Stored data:

○ ○ ○ ○ ○ ○ ○

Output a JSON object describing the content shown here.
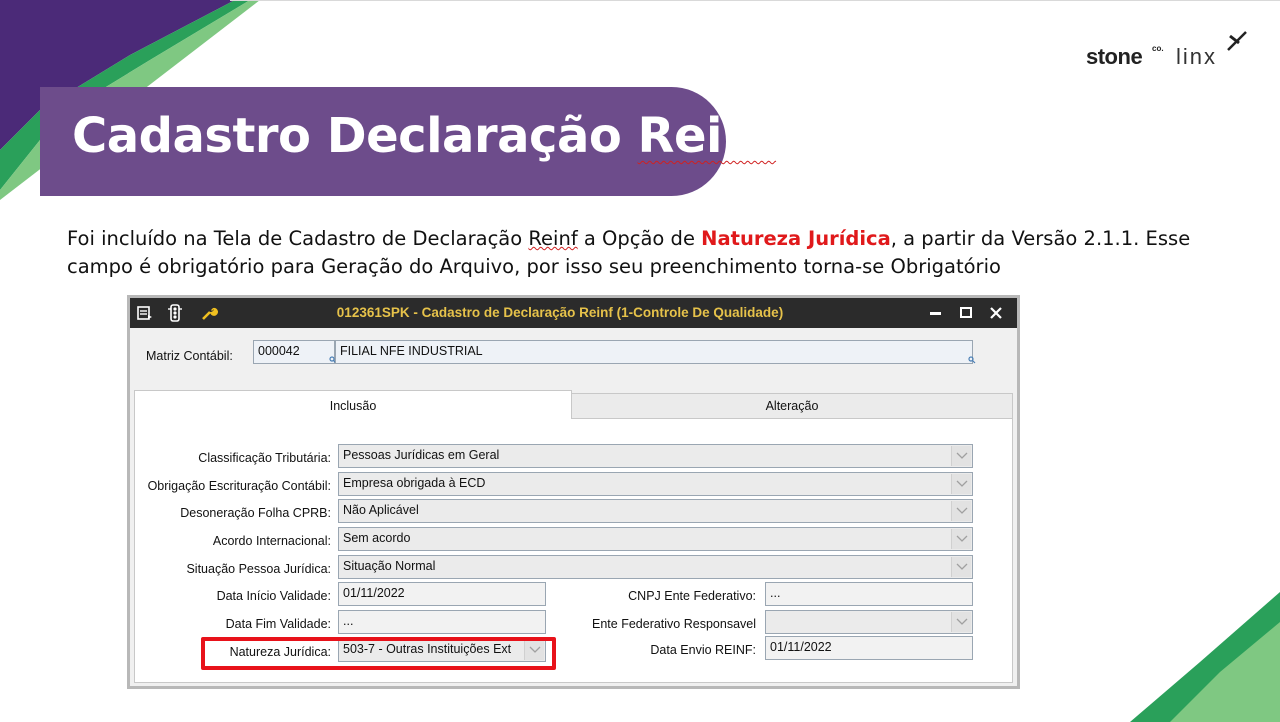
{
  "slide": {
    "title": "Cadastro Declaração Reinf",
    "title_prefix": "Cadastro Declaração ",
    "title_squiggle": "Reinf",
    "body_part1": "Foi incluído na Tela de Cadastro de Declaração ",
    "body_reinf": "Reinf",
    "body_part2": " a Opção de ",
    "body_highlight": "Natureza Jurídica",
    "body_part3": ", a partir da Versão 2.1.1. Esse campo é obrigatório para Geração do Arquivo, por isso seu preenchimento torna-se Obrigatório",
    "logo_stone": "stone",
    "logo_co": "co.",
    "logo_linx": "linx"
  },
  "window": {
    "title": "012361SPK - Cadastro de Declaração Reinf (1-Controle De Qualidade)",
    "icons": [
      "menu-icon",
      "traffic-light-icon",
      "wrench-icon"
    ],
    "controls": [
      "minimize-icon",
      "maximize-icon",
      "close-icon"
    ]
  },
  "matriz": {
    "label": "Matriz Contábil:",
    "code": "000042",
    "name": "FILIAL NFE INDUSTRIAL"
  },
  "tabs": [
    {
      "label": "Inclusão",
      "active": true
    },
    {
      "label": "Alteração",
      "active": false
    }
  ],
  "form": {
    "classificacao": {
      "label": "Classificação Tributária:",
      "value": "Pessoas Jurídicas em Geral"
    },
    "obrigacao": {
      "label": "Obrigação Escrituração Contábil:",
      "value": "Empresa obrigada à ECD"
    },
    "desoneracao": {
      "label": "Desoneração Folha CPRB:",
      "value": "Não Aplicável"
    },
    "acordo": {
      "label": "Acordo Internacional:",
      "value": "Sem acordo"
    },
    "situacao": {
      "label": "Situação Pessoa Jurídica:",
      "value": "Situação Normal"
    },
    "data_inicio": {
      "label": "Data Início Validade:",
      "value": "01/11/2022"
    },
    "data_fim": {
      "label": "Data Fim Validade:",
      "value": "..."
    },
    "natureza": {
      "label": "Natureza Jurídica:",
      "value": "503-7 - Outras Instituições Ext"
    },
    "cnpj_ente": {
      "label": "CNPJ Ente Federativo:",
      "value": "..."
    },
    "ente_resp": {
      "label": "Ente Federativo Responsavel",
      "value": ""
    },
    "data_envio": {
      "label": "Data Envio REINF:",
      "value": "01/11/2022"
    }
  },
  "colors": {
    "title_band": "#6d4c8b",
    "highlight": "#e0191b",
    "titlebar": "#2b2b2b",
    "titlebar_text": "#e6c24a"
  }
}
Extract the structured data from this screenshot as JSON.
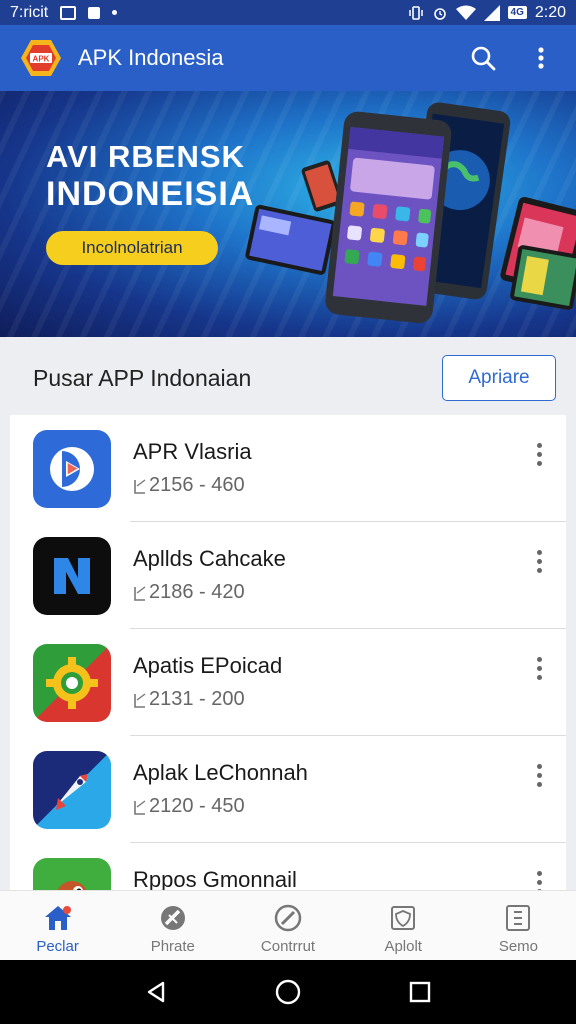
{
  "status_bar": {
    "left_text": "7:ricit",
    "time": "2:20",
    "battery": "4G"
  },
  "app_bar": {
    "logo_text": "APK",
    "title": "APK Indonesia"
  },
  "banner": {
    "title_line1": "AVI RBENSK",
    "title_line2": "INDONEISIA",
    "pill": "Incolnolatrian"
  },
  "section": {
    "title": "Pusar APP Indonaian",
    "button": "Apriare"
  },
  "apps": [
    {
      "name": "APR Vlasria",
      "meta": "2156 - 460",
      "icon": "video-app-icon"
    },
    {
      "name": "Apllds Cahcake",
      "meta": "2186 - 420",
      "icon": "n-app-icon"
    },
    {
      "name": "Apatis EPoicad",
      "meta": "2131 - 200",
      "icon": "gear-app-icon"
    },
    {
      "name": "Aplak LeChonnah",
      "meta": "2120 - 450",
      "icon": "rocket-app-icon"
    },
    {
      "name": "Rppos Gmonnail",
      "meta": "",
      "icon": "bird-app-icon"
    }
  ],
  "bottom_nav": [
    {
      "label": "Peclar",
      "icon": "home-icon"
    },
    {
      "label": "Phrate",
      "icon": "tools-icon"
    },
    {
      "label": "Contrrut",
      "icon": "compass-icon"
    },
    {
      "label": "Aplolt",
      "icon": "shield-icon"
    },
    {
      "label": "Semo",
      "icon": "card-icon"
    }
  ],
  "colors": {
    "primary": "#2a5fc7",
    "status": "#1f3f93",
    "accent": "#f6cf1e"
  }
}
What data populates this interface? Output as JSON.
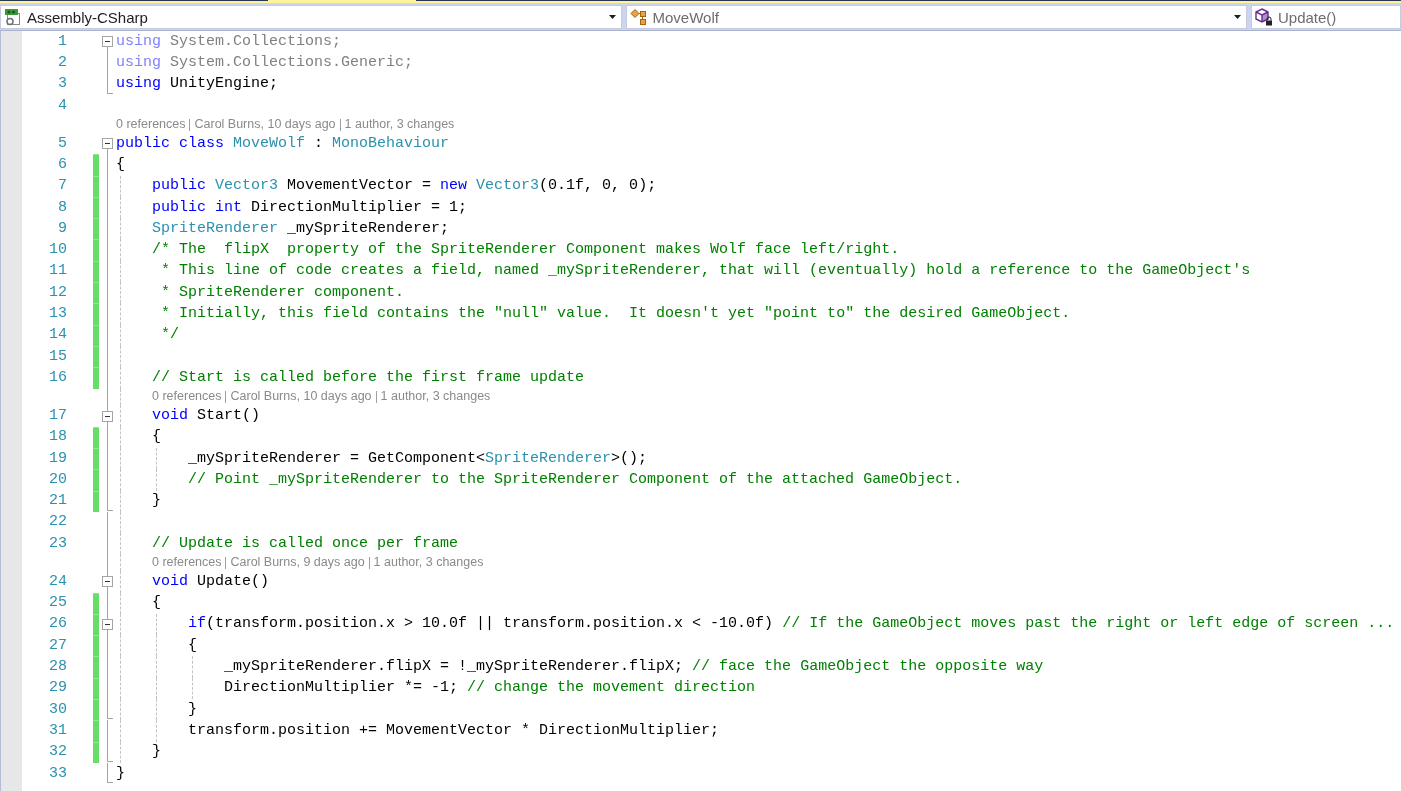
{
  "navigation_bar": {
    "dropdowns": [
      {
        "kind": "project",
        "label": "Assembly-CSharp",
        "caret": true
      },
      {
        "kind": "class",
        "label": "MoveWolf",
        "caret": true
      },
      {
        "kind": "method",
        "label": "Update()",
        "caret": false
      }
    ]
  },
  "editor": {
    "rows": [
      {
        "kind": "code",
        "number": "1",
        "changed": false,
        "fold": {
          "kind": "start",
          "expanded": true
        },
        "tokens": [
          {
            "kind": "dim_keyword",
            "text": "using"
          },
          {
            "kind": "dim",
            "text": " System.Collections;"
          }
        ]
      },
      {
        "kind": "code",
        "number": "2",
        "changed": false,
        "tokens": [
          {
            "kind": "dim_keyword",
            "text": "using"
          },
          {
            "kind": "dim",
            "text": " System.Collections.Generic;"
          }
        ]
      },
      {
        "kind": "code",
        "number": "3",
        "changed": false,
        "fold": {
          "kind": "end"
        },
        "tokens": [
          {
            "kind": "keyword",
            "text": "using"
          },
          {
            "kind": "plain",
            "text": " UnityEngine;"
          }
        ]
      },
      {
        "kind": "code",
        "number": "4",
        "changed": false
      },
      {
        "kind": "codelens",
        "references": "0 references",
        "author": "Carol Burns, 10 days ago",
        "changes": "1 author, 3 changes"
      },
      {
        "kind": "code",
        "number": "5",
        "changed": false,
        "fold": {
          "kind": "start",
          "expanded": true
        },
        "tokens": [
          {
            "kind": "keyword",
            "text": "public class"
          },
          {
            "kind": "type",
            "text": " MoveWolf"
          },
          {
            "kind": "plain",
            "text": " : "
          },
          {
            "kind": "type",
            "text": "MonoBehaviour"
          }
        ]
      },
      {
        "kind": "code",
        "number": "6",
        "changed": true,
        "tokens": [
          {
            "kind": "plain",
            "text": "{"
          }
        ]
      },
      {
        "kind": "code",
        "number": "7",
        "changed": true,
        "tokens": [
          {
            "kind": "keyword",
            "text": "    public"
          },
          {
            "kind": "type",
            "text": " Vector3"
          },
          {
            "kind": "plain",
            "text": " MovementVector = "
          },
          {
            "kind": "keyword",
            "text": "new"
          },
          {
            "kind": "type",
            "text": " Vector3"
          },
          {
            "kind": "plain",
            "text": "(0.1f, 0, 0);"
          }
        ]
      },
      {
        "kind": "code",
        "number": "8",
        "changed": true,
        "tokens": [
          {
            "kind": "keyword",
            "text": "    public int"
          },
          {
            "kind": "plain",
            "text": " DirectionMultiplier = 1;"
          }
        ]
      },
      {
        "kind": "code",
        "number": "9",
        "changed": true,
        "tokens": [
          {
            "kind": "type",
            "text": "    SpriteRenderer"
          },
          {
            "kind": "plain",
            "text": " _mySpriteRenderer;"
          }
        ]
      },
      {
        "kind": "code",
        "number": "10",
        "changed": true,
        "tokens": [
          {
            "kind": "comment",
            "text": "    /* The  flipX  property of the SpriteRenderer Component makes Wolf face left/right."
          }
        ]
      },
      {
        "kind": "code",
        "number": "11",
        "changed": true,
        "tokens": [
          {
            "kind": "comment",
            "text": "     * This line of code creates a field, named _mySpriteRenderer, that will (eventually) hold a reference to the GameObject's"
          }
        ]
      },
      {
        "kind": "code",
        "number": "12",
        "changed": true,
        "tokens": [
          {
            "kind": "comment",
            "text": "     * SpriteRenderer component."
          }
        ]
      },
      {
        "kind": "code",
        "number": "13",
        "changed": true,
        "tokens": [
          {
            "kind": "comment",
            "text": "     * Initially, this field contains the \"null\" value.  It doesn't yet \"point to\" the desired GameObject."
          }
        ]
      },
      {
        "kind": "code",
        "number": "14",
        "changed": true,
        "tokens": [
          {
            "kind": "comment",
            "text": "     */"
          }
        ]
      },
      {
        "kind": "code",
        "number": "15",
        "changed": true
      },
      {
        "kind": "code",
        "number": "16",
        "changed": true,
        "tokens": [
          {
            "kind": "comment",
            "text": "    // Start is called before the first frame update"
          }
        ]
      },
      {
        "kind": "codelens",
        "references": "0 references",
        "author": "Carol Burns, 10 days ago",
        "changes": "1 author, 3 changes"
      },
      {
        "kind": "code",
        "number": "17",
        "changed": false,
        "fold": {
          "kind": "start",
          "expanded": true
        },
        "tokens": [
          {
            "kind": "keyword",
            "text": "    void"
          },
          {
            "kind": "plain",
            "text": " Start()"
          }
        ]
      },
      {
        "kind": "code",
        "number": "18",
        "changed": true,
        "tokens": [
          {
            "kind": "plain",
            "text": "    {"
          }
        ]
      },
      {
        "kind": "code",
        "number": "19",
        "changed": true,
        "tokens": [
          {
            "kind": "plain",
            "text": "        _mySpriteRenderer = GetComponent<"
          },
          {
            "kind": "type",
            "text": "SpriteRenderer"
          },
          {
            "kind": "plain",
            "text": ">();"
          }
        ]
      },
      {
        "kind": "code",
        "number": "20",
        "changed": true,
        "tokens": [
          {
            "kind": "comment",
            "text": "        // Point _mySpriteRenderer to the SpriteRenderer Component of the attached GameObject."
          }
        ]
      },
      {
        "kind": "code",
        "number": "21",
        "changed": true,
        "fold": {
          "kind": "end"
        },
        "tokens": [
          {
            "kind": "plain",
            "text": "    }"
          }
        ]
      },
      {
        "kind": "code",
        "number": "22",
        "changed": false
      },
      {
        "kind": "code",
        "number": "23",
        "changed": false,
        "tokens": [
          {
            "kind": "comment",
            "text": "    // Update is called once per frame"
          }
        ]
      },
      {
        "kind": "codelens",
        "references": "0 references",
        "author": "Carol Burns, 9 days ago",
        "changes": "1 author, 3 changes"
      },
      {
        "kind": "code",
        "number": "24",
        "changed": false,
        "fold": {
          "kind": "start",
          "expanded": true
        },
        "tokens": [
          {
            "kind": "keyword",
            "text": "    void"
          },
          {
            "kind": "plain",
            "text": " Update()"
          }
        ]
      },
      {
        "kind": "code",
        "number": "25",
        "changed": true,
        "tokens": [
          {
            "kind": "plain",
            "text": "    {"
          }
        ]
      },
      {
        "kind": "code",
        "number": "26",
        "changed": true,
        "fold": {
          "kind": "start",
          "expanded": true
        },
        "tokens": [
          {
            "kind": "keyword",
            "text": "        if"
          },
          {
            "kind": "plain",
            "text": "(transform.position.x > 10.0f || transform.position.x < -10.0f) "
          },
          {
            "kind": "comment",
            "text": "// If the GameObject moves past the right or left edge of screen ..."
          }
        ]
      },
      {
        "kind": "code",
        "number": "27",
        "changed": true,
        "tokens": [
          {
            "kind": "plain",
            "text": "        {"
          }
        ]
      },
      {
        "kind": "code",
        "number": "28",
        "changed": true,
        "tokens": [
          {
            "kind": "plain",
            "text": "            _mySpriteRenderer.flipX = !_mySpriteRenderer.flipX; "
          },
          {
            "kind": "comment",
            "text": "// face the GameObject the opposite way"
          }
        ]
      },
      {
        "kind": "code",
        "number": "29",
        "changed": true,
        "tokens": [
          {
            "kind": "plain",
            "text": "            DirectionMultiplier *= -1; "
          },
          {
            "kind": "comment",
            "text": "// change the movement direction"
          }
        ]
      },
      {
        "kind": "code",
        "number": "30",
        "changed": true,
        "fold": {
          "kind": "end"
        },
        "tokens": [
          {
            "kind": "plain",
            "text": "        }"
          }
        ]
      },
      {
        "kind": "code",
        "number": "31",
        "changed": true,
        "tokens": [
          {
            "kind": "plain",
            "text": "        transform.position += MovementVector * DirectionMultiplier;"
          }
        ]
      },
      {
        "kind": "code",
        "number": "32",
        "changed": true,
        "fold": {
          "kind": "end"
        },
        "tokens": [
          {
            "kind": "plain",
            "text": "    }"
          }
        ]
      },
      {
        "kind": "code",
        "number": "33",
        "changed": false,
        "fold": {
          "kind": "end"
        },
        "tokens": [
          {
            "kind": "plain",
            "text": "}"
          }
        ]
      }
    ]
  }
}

○ ○ ○ ○ ○ ○ ○

Aim:
From the material above, copy each line that includes the word "Contábil".

Finished answer:
    "label": "Matriz Contábil:",
      "label": "Obrigação Escrituração Contábil:",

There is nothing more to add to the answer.